____ RECORDS SUPPLIED
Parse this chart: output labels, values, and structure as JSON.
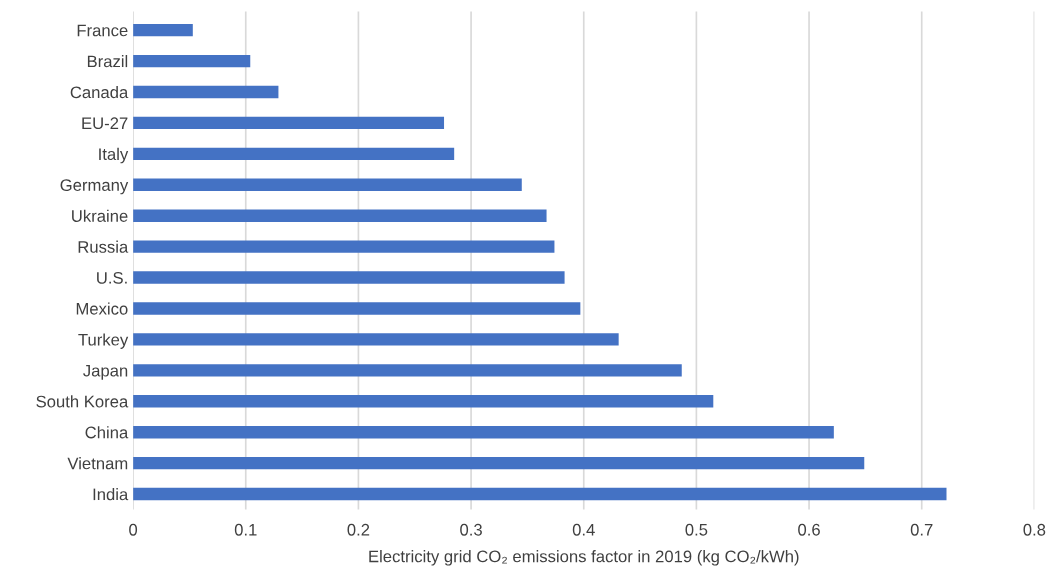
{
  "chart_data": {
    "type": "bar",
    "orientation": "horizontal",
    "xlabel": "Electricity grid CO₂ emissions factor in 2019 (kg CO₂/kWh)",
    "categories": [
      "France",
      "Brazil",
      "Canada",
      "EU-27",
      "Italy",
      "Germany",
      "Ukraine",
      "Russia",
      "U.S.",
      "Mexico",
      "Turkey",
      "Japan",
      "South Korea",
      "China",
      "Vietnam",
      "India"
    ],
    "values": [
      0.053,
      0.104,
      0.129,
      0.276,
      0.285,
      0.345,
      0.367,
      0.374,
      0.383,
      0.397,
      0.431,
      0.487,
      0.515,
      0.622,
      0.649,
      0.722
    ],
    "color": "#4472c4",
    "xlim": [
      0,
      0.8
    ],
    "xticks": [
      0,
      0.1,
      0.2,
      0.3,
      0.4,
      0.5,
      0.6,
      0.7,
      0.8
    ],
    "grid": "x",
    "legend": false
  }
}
________
____ RECORDS SUPPLIED
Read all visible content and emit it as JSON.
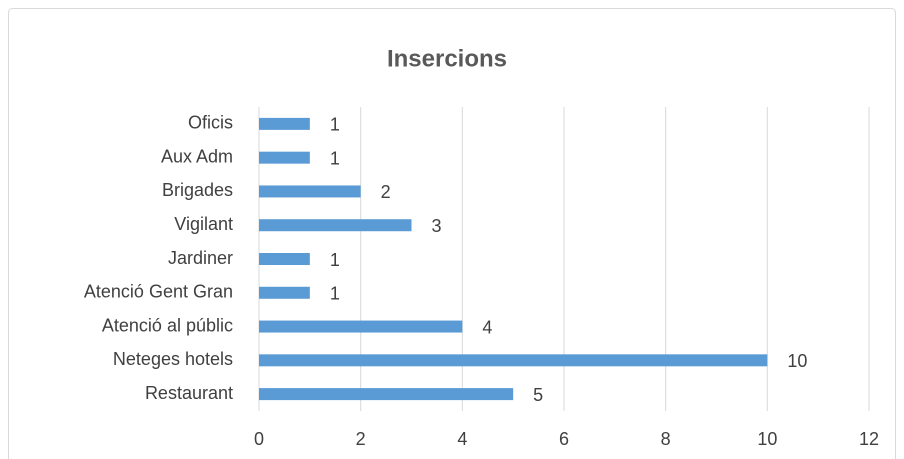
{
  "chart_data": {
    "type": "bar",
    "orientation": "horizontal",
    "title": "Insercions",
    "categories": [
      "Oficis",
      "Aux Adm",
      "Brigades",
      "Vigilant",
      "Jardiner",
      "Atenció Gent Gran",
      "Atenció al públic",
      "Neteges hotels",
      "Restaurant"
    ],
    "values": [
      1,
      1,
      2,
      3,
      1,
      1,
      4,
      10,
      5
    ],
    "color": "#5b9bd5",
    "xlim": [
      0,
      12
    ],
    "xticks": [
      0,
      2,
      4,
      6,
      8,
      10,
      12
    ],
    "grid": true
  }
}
________
*WHAT THIS TASK INVOLVES*. Count the lines in the records above that contain the word "JSON", and reply with only that number.

*FULL ANSWER*. 2